Given task> From the entries below, copy out every line with "bakteriális" in it.
+ + +
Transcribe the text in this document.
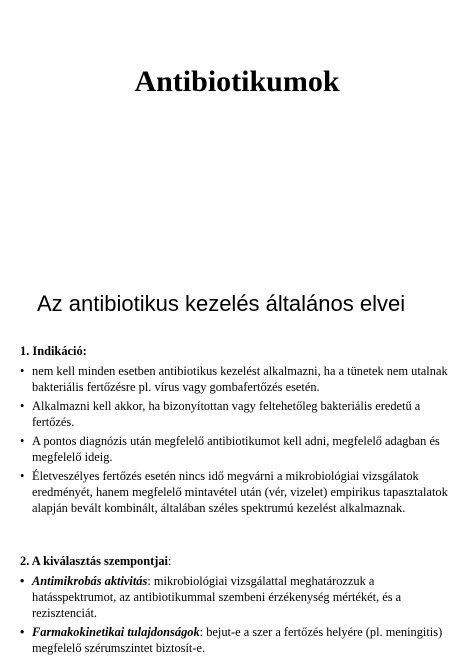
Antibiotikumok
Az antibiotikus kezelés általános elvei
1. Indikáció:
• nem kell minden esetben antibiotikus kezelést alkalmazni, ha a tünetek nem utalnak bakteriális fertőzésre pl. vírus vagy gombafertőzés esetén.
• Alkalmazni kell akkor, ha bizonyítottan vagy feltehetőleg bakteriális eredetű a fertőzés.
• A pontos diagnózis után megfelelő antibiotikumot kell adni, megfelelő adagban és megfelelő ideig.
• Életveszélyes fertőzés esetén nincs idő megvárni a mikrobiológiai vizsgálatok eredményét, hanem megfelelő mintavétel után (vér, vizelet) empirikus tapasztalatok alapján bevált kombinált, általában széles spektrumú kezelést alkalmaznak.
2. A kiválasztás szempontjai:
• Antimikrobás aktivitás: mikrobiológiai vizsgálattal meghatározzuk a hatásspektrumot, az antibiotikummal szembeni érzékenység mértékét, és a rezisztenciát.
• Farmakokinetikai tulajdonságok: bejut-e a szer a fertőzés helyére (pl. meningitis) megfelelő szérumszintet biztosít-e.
+ + +
Full answer>
• nem kell minden esetben antibiotikus kezelést alkalmazni, ha a tünetek nem utalnak bakteriális fertőzésre pl. vírus vagy gombafertőzés esetén.
• Alkalmazni kell akkor, ha bizonyítottan vagy feltehetőleg bakteriális eredetű a fertőzés.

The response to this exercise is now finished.